**Source records:**

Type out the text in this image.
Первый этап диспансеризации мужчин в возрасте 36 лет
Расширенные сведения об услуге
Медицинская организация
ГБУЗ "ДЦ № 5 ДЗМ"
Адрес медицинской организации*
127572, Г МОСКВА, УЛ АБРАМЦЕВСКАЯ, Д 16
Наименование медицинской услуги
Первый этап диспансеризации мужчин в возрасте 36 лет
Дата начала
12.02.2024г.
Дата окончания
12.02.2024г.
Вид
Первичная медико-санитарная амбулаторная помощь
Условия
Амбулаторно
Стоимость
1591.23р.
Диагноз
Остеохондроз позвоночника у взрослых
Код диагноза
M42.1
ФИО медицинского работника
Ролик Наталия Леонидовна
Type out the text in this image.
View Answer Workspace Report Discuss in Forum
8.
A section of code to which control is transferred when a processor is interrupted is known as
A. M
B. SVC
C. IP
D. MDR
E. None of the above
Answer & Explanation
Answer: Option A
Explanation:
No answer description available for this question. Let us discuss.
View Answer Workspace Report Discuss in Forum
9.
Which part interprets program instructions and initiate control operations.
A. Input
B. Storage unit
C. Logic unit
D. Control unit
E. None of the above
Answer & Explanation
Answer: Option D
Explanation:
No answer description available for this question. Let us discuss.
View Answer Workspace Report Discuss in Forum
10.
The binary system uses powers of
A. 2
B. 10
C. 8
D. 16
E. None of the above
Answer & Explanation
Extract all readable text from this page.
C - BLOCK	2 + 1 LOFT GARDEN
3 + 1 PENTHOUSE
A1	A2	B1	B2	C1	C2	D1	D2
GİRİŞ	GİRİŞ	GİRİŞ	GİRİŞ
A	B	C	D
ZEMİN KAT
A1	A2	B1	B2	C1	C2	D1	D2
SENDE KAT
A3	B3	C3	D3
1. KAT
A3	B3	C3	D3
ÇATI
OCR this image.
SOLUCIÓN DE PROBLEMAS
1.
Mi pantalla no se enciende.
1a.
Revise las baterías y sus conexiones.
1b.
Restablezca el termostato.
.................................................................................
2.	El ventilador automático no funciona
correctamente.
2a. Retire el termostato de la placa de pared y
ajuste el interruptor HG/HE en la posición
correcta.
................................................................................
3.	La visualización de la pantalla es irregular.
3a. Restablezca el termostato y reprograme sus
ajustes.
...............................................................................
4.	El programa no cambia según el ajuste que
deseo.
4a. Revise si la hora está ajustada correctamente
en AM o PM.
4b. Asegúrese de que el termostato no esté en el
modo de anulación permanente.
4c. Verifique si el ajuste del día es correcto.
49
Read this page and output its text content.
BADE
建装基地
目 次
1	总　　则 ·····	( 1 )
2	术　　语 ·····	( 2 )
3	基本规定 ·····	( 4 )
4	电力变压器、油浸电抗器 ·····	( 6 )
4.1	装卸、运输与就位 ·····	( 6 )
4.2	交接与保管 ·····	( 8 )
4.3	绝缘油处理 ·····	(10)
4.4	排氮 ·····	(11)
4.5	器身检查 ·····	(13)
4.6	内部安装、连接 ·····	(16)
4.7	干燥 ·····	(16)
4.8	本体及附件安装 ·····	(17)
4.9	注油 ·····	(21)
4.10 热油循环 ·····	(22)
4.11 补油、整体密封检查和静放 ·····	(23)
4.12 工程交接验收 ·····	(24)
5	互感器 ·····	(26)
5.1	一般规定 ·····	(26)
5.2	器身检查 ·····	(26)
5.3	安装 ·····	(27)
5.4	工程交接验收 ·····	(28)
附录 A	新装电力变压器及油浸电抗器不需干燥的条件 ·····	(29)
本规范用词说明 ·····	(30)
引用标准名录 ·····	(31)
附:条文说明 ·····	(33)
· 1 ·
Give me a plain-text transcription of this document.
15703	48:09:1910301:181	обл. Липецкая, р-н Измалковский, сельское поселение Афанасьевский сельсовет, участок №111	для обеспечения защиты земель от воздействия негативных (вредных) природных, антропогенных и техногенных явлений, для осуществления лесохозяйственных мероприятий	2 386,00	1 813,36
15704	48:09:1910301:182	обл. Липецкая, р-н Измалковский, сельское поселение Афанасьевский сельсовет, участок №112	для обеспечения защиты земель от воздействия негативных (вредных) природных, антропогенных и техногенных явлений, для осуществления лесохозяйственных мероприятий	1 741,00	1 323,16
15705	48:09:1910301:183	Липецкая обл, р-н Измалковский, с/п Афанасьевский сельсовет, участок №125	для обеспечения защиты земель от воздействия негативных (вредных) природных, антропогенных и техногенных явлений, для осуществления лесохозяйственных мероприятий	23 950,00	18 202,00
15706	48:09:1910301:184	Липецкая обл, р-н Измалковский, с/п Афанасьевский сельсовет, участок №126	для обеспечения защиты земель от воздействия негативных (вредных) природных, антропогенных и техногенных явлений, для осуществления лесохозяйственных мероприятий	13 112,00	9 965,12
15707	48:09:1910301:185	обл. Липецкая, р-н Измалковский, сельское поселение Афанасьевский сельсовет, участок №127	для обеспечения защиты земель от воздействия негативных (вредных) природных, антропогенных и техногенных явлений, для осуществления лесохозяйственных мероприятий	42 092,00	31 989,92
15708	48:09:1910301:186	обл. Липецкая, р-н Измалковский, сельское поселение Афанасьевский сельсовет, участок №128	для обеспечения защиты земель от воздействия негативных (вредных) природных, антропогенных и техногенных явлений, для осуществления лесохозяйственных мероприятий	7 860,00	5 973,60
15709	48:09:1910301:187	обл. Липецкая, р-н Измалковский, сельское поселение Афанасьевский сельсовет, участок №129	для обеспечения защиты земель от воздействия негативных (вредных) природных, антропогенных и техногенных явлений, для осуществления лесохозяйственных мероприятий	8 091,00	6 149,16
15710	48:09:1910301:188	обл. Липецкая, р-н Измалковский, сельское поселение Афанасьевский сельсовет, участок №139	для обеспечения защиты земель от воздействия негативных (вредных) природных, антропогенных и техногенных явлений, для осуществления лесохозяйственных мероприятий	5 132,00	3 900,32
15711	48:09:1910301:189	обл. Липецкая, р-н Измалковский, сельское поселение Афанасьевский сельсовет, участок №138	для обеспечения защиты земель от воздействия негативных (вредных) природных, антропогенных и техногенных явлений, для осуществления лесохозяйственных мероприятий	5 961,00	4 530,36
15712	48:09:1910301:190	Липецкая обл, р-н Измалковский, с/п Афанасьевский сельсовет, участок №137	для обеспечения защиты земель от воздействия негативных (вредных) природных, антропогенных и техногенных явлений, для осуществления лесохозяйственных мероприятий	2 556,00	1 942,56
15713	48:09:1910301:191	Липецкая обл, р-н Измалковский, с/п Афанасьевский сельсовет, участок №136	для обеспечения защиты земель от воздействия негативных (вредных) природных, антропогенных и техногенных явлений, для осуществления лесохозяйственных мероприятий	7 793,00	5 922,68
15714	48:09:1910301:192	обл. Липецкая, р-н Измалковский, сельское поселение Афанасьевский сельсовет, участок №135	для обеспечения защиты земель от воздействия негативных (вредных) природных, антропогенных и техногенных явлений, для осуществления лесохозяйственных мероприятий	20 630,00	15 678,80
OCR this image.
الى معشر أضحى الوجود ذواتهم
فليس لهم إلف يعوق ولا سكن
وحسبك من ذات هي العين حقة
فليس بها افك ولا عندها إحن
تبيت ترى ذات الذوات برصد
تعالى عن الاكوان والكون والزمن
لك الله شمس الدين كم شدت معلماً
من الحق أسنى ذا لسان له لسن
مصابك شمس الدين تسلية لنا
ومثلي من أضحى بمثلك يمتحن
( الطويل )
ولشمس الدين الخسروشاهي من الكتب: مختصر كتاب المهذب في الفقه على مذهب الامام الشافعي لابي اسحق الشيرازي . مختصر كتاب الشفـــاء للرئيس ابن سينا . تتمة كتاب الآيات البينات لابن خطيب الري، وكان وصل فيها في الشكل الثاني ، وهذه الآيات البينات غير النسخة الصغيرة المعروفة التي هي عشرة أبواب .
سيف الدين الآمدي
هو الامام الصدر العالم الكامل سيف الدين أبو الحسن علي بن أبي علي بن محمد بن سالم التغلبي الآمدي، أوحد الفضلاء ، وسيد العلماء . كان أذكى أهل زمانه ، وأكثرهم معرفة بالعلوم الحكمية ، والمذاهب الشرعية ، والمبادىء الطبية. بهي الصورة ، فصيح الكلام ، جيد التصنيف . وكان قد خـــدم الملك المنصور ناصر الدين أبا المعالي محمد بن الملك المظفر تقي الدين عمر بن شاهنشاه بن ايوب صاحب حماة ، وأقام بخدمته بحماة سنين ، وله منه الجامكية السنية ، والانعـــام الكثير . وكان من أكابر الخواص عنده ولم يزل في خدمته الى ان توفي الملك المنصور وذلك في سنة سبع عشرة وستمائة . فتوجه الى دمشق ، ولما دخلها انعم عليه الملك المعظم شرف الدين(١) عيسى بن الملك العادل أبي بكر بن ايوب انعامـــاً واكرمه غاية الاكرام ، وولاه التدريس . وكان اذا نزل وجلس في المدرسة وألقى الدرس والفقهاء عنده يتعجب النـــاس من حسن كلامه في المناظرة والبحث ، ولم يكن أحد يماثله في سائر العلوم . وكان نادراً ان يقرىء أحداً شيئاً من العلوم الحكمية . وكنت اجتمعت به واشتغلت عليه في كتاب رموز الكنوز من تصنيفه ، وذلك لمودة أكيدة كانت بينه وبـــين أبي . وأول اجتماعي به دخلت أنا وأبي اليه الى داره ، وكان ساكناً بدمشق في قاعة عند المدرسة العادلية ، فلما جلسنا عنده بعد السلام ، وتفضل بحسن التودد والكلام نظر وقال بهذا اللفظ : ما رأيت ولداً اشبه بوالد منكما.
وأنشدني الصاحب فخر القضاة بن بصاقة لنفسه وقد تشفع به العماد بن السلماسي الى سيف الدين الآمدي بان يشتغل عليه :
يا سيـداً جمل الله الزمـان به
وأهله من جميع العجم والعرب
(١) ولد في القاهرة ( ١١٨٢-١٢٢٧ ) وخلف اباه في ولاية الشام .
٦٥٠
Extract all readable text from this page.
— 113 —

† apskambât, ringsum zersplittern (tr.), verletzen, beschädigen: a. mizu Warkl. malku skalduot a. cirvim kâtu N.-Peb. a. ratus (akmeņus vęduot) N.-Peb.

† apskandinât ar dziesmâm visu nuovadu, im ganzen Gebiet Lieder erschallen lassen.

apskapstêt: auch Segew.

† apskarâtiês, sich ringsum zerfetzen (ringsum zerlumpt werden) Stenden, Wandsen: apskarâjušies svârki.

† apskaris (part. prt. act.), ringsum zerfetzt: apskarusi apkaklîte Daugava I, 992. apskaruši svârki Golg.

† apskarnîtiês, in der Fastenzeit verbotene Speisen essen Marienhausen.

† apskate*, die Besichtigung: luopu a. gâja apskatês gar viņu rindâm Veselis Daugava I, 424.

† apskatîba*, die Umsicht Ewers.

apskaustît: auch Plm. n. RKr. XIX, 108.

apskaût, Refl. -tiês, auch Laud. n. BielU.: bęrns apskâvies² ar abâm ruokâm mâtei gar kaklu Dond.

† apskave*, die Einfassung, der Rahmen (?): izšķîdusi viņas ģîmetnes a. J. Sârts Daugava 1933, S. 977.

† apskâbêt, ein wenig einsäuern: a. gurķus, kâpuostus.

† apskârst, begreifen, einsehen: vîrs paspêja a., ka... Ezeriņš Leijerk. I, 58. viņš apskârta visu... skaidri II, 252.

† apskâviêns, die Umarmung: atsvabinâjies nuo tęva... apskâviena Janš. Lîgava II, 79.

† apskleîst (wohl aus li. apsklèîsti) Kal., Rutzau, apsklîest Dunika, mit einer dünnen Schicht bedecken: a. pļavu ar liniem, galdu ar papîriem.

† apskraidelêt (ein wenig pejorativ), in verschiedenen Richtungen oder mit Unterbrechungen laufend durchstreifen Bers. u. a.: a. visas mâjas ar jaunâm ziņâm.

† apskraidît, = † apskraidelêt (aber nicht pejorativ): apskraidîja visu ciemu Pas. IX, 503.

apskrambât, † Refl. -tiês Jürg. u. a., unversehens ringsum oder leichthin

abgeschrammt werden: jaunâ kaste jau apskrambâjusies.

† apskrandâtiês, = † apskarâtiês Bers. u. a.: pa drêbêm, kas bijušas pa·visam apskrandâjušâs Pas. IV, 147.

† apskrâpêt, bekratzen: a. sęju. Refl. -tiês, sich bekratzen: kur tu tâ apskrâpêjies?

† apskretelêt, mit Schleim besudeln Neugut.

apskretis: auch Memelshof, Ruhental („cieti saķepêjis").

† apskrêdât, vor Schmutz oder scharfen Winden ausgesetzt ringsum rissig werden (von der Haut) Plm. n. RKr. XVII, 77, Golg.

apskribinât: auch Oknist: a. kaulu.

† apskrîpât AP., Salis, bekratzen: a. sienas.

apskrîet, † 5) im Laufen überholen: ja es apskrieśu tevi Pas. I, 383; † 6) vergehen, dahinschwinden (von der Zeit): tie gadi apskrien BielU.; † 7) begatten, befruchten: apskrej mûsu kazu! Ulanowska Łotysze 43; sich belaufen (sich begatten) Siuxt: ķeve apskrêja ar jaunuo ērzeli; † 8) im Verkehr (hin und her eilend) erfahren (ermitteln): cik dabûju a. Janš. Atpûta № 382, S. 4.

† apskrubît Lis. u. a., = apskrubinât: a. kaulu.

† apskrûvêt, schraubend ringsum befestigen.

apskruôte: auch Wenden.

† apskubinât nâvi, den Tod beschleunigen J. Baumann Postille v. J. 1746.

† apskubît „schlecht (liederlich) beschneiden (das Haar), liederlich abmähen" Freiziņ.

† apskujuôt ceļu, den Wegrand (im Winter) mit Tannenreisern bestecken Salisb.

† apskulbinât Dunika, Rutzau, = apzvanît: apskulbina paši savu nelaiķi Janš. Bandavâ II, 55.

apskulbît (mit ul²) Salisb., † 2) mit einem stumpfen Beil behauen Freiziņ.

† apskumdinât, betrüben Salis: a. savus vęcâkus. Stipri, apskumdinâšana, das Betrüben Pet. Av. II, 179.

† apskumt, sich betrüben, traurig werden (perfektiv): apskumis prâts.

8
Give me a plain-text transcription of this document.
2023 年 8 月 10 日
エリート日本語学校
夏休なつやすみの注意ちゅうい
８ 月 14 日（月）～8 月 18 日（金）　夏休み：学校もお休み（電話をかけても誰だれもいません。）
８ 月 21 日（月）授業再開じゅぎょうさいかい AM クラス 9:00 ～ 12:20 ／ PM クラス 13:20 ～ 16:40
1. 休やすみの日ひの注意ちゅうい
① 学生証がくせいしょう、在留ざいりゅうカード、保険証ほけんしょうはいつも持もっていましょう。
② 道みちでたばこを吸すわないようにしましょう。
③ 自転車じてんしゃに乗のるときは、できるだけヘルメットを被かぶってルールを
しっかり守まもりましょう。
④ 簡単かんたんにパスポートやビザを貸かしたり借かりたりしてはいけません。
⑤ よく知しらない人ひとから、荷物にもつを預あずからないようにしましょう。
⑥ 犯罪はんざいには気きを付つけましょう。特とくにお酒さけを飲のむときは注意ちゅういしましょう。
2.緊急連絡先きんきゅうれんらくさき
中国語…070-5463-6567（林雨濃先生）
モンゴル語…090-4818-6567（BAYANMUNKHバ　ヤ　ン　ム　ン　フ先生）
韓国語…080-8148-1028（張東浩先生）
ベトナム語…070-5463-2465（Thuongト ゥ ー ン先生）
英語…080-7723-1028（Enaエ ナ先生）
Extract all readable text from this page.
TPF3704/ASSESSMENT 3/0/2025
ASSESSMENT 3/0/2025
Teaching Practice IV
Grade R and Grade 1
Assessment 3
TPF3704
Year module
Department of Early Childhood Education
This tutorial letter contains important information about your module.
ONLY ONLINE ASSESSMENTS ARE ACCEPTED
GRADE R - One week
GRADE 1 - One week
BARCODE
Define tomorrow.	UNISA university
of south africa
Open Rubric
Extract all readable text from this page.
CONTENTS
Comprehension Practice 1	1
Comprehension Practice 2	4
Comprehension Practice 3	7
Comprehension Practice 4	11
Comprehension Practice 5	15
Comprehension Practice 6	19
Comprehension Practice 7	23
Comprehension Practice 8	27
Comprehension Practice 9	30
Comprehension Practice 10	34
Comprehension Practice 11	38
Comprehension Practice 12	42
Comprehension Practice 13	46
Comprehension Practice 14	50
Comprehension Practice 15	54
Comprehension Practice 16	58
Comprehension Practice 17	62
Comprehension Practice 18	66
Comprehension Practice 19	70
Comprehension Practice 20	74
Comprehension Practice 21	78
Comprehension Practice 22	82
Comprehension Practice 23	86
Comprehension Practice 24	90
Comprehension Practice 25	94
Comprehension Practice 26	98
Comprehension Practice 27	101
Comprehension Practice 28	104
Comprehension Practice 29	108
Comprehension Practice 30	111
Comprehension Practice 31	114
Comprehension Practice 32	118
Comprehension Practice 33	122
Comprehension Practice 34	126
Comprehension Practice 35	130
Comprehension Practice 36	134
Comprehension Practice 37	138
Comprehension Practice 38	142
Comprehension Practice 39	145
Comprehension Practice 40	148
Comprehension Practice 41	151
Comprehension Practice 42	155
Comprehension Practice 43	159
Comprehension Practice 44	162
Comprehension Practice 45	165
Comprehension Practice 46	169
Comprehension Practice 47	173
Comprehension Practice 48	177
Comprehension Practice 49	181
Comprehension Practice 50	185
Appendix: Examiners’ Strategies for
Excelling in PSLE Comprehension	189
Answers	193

**WORK TO BE COMPLETED:** Identify every line above with the string "Daugava" in it. Copy those lines.

**EXERCISE RESPONSE:**
† apskaris (part. prt. act.), ringsum zerfetzt: apskarusi apkaklîte Daugava I, 992. apskaruši svârki Golg.
† apskate*, die Besichtigung: luopu a. gâja apskatês gar viņu rindâm Veselis Daugava I, 424.
† apskave*, die Einfassung, der Rahmen (?): izšķîdusi viņas ģîmetnes a. J. Sârts Daugava 1933, S. 977.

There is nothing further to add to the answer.